◆ Exercise details ◆
Where the string "максимальные" occurs in the material below, report the whole line.
##########
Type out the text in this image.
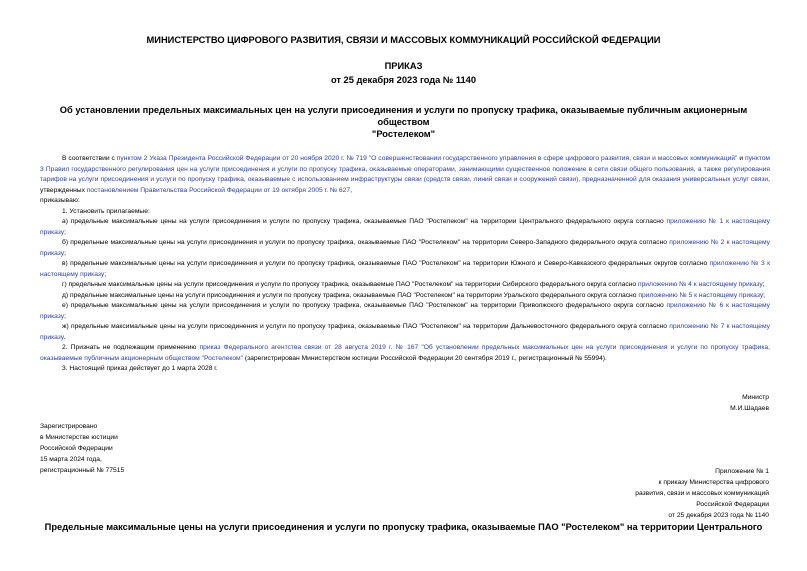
МИНИСТЕРСТВО ЦИФРОВОГО РАЗВИТИЯ, СВЯЗИ И МАССОВЫХ КОММУНИКАЦИЙ РОССИЙСКОЙ ФЕДЕРАЦИИ
ПРИКАЗ
от 25 декабря 2023 года № 1140
Об установлении предельных максимальных цен на услуги присоединения и услуги по пропуску трафика, оказываемые публичным акционерным обществом
"Ростелеком"

В соответствии с пунктом 2 Указа Президента Российской Федерации от 20 ноября 2020 г. № 719 "О совершенствовании государственного управления в сфере цифрового развития, связи и массовых коммуникаций" и пунктом 3 Правил государственного регулирования цен на услуги присоединения и услуги по пропуску трафика, оказываемые операторами, занимающими существенное положение в сети связи общего пользования, а также регулирования тарифов на услуги присоединения и услуги по пропуску трафика, оказываемые с использованием инфраструктуры связи (средств связи, линий связи и сооружений связи), предназначенной для оказания универсальных услуг связи, утвержденных постановлением Правительства Российской Федерации от 19 октября 2005 г. № 627,

приказываю:

1. Установить прилагаемые:

а) предельные максимальные цены на услуги присоединения и услуги по пропуску трафика, оказываемые ПАО "Ростелеком" на территории Центрального федерального округа согласно приложению № 1 к настоящему приказу;

б) предельные максимальные цены на услуги присоединения и услуги по пропуску трафика, оказываемые ПАО "Ростелеком" на территории Северо-Западного федерального округа согласно приложению № 2 к настоящему приказу;

в) предельные максимальные цены на услуги присоединения и услуги по пропуску трафика, оказываемые ПАО "Ростелеком" на территории Южного и Северо-Кавказского федеральных округов согласно приложению № 3 к настоящему приказу;

г) предельные максимальные цены на услуги присоединения и услуги по пропуску трафика, оказываемые ПАО "Ростелеком" на территории Сибирского федерального округа согласно приложению № 4 к настоящему приказу;

д) предельные максимальные цены на услуги присоединения и услуги по пропуску трафика, оказываемые ПАО "Ростелеком" на территории Уральского федерального округа согласно приложению № 5 к настоящему приказу;

е) предельные максимальные цены на услуги присоединения и услуги по пропуску трафика, оказываемые ПАО "Ростелеком" на территории Приволжского федерального округа согласно приложению № 6 к настоящему приказу;

ж) предельные максимальные цены на услуги присоединения и услуги по пропуску трафика, оказываемые ПАО "Ростелеком" на территории Дальневосточного федерального округа согласно приложению № 7 к настоящему приказу.

2. Признать не подлежащим применению приказ Федерального агентства связи от 28 августа 2019 г. № 167 "Об установлении предельных максимальных цен на услуги присоединения и услуги по пропуску трафика, оказываемые публичным акционерным обществом "Ростелеком" (зарегистрирован Министерством юстиции Российской Федерации 20 сентября 2019 г., регистрационный № 55994).

3. Настоящий приказ действует до 1 марта 2028 г.

Министр
М.И.Шадаев
Зарегистрировано
в Министерстве юстиции
Российской Федерации
15 марта 2024 года,
регистрационный № 77515	Приложение № 1
к приказу Министерства цифрового
развития, связи и массовых коммуникаций
Российской Федерации
от 25 декабря 2023 года № 1140
Предельные максимальные цены на услуги присоединения и услуги по пропуску трафика, оказываемые ПАО "Ростелеком" на территории Центрального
##########
◆ Written response ◆
а) предельные максимальные цены на услуги присоединения и услуги по пропуску трафика, оказываемые ПАО "Ростелеком" на территории Центрального федерального округа согласно приложению № 1 к настоящему приказу;
б) предельные максимальные цены на услуги присоединения и услуги по пропуску трафика, оказываемые ПАО "Ростелеком" на территории Северо-Западного федерального округа согласно приложению № 2 к настоящему приказу;
в) предельные максимальные цены на услуги присоединения и услуги по пропуску трафика, оказываемые ПАО "Ростелеком" на территории Южного и Северо-Кавказского федеральных округов согласно приложению № 3 к настоящему приказу;
г) предельные максимальные цены на услуги присоединения и услуги по пропуску трафика, оказываемые ПАО "Ростелеком" на территории Сибирского федерального округа согласно приложению № 4 к настоящему приказу;
д) предельные максимальные цены на услуги присоединения и услуги по пропуску трафика, оказываемые ПАО "Ростелеком" на территории Уральского федерального округа согласно приложению № 5 к настоящему приказу;
е) предельные максимальные цены на услуги присоединения и услуги по пропуску трафика, оказываемые ПАО "Ростелеком" на территории Приволжского федерального округа согласно приложению № 6 к настоящему приказу;
ж) предельные максимальные цены на услуги присоединения и услуги по пропуску трафика, оказываемые ПАО "Ростелеком" на территории Дальневосточного федерального округа согласно приложению № 7 к настоящему приказу.
Предельные максимальные цены на услуги присоединения и услуги по пропуску трафика, оказываемые ПАО "Ростелеком" на территории Центрального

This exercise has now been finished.